What you should do | Repeat each record below exactly as it is written.

####

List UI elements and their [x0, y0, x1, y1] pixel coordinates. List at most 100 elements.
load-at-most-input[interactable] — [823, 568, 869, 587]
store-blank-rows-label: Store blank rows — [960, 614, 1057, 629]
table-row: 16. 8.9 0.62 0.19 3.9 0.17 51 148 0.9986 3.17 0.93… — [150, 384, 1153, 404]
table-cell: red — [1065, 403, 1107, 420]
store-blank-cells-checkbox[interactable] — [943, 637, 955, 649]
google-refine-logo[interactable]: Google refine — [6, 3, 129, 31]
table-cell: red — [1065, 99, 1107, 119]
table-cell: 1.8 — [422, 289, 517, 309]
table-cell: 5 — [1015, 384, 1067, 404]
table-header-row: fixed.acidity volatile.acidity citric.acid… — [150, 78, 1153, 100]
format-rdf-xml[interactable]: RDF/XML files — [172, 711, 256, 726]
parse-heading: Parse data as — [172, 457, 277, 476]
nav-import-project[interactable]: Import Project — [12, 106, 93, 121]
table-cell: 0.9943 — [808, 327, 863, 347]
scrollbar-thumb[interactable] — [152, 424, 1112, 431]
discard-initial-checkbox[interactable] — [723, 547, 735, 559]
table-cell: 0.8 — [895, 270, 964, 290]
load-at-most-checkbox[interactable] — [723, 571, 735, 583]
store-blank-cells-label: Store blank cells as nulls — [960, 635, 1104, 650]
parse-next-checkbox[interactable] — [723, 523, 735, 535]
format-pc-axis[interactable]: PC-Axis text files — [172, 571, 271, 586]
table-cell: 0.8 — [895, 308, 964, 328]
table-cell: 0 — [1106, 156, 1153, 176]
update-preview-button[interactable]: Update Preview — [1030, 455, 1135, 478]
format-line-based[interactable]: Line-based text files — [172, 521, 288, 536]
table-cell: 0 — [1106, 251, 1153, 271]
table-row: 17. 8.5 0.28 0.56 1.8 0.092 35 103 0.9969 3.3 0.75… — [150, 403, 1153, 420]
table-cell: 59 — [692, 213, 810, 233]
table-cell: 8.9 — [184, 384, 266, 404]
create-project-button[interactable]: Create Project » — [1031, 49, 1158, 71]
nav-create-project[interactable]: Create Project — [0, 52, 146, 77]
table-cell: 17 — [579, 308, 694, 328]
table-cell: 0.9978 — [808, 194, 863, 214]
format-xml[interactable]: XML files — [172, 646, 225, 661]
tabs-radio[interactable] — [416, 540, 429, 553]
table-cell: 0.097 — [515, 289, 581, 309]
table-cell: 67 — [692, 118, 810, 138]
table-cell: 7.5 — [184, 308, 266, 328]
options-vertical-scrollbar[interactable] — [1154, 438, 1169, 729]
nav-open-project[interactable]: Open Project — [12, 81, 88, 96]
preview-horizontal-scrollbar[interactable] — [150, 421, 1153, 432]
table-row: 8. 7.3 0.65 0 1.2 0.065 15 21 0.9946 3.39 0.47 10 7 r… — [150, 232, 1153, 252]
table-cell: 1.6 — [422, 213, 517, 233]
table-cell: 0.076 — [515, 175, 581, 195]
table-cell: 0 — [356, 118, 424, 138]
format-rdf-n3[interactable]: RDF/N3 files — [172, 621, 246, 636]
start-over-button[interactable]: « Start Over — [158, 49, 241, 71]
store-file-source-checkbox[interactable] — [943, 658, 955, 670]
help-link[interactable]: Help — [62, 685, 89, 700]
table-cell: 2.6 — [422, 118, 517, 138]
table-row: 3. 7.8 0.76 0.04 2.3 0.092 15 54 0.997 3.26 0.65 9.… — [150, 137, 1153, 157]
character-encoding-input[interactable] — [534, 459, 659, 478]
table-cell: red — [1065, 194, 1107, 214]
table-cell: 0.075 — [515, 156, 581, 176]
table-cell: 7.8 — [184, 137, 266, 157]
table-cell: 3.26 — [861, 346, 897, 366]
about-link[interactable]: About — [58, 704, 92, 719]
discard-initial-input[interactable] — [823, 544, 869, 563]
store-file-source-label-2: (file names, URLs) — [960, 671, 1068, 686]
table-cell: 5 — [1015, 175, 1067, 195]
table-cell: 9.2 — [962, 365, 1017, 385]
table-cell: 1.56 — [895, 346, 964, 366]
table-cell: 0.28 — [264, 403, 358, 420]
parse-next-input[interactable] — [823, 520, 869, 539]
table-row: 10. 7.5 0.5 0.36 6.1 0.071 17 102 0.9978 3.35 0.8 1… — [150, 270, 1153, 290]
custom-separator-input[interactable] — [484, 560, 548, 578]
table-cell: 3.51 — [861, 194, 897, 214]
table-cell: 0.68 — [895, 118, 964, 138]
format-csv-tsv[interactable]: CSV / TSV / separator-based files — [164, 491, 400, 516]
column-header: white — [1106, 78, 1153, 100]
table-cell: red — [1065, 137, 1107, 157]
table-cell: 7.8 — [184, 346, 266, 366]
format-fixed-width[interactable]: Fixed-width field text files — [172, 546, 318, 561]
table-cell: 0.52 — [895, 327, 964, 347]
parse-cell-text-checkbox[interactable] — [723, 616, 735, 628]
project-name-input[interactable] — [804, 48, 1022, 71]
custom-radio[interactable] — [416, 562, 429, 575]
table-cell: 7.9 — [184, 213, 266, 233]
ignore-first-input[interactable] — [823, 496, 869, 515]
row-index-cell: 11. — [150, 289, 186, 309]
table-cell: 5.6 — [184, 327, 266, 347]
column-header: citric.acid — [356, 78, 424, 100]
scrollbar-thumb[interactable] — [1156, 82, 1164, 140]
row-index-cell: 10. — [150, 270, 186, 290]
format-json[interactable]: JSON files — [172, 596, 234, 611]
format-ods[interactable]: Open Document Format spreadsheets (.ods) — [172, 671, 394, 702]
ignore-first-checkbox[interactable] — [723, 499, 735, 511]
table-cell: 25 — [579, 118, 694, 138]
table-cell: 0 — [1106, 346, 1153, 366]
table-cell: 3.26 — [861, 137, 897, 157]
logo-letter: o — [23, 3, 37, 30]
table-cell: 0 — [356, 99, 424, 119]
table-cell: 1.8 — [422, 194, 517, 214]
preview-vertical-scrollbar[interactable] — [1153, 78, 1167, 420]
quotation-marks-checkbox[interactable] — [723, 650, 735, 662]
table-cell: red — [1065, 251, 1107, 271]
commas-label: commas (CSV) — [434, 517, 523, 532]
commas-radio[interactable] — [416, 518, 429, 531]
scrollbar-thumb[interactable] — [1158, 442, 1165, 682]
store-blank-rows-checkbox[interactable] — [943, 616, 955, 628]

####

Response |
List UI elements and their [x0, y0, x1, y1] pixel coordinates. List at most 100 elements.
load-at-most-input[interactable] — [823, 568, 869, 587]
store-blank-rows-label: Store blank rows — [960, 614, 1057, 629]
table-row: 16. 8.9 0.62 0.19 3.9 0.17 51 148 0.9986 3.17 0.93… — [150, 384, 1153, 404]
table-cell: red — [1065, 403, 1107, 420]
store-blank-cells-checkbox[interactable] — [943, 637, 955, 649]
google-refine-logo[interactable]: Google refine — [6, 3, 129, 31]
table-cell: red — [1065, 99, 1107, 119]
table-cell: 1.8 — [422, 289, 517, 309]
table-cell: 5 — [1015, 384, 1067, 404]
table-header-row: fixed.acidity volatile.acidity citric.acid… — [150, 78, 1153, 100]
format-rdf-xml[interactable]: RDF/XML files — [172, 711, 256, 726]
parse-heading: Parse data as — [172, 457, 277, 476]
nav-import-project[interactable]: Import Project — [12, 106, 93, 121]
table-cell: 0.9943 — [808, 327, 863, 347]
scrollbar-thumb[interactable] — [152, 424, 1112, 431]
discard-initial-checkbox[interactable] — [723, 547, 735, 559]
table-cell: 0.8 — [895, 270, 964, 290]
load-at-most-checkbox[interactable] — [723, 571, 735, 583]
store-blank-cells-label: Store blank cells as nulls — [960, 635, 1104, 650]
parse-next-checkbox[interactable] — [723, 523, 735, 535]
format-pc-axis[interactable]: PC-Axis text files — [172, 571, 271, 586]
table-cell: 0.8 — [895, 308, 964, 328]
table-cell: 0 — [1106, 156, 1153, 176]
update-preview-button[interactable]: Update Preview — [1030, 455, 1135, 478]
format-line-based[interactable]: Line-based text files — [172, 521, 288, 536]
table-cell: 0 — [1106, 251, 1153, 271]
table-row: 17. 8.5 0.28 0.56 1.8 0.092 35 103 0.9969 3.3 0.75… — [150, 403, 1153, 420]
table-cell: 59 — [692, 213, 810, 233]
table-cell: 8.9 — [184, 384, 266, 404]
create-project-button[interactable]: Create Project » — [1031, 49, 1158, 71]
nav-create-project[interactable]: Create Project — [0, 52, 146, 77]
table-cell: 17 — [579, 308, 694, 328]
table-cell: 0.9978 — [808, 194, 863, 214]
format-xml[interactable]: XML files — [172, 646, 225, 661]
tabs-radio[interactable] — [416, 540, 429, 553]
table-cell: 0.097 — [515, 289, 581, 309]
table-cell: 67 — [692, 118, 810, 138]
table-cell: 7.5 — [184, 308, 266, 328]
options-vertical-scrollbar[interactable] — [1154, 438, 1169, 729]
nav-open-project[interactable]: Open Project — [12, 81, 88, 96]
preview-horizontal-scrollbar[interactable] — [150, 421, 1153, 432]
table-row: 8. 7.3 0.65 0 1.2 0.065 15 21 0.9946 3.39 0.47 10 7 r… — [150, 232, 1153, 252]
table-cell: 1.6 — [422, 213, 517, 233]
table-cell: 0.076 — [515, 175, 581, 195]
table-cell: 0 — [356, 118, 424, 138]
format-rdf-n3[interactable]: RDF/N3 files — [172, 621, 246, 636]
start-over-button[interactable]: « Start Over — [158, 49, 241, 71]
store-file-source-checkbox[interactable] — [943, 658, 955, 670]
help-link[interactable]: Help — [62, 685, 89, 700]
table-cell: 2.6 — [422, 118, 517, 138]
table-row: 3. 7.8 0.76 0.04 2.3 0.092 15 54 0.997 3.26 0.65 9.… — [150, 137, 1153, 157]
character-encoding-input[interactable] — [534, 459, 659, 478]
table-cell: red — [1065, 194, 1107, 214]
table-cell: 0.075 — [515, 156, 581, 176]
table-cell: 7.8 — [184, 137, 266, 157]
table-cell: 3.26 — [861, 346, 897, 366]
about-link[interactable]: About — [58, 704, 92, 719]
discard-initial-input[interactable] — [823, 544, 869, 563]
store-file-source-label-2: (file names, URLs) — [960, 671, 1068, 686]
table-cell: 5 — [1015, 175, 1067, 195]
table-cell: 9.2 — [962, 365, 1017, 385]
table-cell: 1.56 — [895, 346, 964, 366]
table-cell: 0.28 — [264, 403, 358, 420]
parse-next-input[interactable] — [823, 520, 869, 539]
table-row: 10. 7.5 0.5 0.36 6.1 0.071 17 102 0.9978 3.35 0.8 1… — [150, 270, 1153, 290]
custom-separator-input[interactable] — [484, 560, 548, 578]
table-cell: 3.51 — [861, 194, 897, 214]
table-cell: 0.68 — [895, 118, 964, 138]
format-csv-tsv[interactable]: CSV / TSV / separator-based files — [164, 491, 400, 516]
column-header: white — [1106, 78, 1153, 100]
table-cell: red — [1065, 137, 1107, 157]
table-cell: 7.8 — [184, 346, 266, 366]
format-fixed-width[interactable]: Fixed-width field text files — [172, 546, 318, 561]
table-cell: 0.52 — [895, 327, 964, 347]
parse-cell-text-checkbox[interactable] — [723, 616, 735, 628]
project-name-input[interactable] — [804, 48, 1022, 71]
custom-radio[interactable] — [416, 562, 429, 575]
table-cell: 7.9 — [184, 213, 266, 233]
ignore-first-input[interactable] — [823, 496, 869, 515]
row-index-cell: 11. — [150, 289, 186, 309]
table-cell: 5.6 — [184, 327, 266, 347]
column-header: citric.acid — [356, 78, 424, 100]
scrollbar-thumb[interactable] — [1156, 82, 1164, 140]
row-index-cell: 10. — [150, 270, 186, 290]
format-json[interactable]: JSON files — [172, 596, 234, 611]
format-ods[interactable]: Open Document Format spreadsheets (.ods) — [172, 671, 394, 702]
ignore-first-checkbox[interactable] — [723, 499, 735, 511]
table-cell: 25 — [579, 118, 694, 138]
table-cell: 0 — [1106, 346, 1153, 366]
table-cell: 3.26 — [861, 137, 897, 157]
logo-letter: o — [23, 3, 37, 30]
table-cell: 0 — [356, 99, 424, 119]
table-cell: 1.8 — [422, 194, 517, 214]
preview-vertical-scrollbar[interactable] — [1153, 78, 1167, 420]
quotation-marks-checkbox[interactable] — [723, 650, 735, 662]
table-cell: red — [1065, 251, 1107, 271]
commas-label: commas (CSV) — [434, 517, 523, 532]
commas-radio[interactable] — [416, 518, 429, 531]
scrollbar-thumb[interactable] — [1158, 442, 1165, 682]
store-blank-rows-checkbox[interactable] — [943, 616, 955, 628]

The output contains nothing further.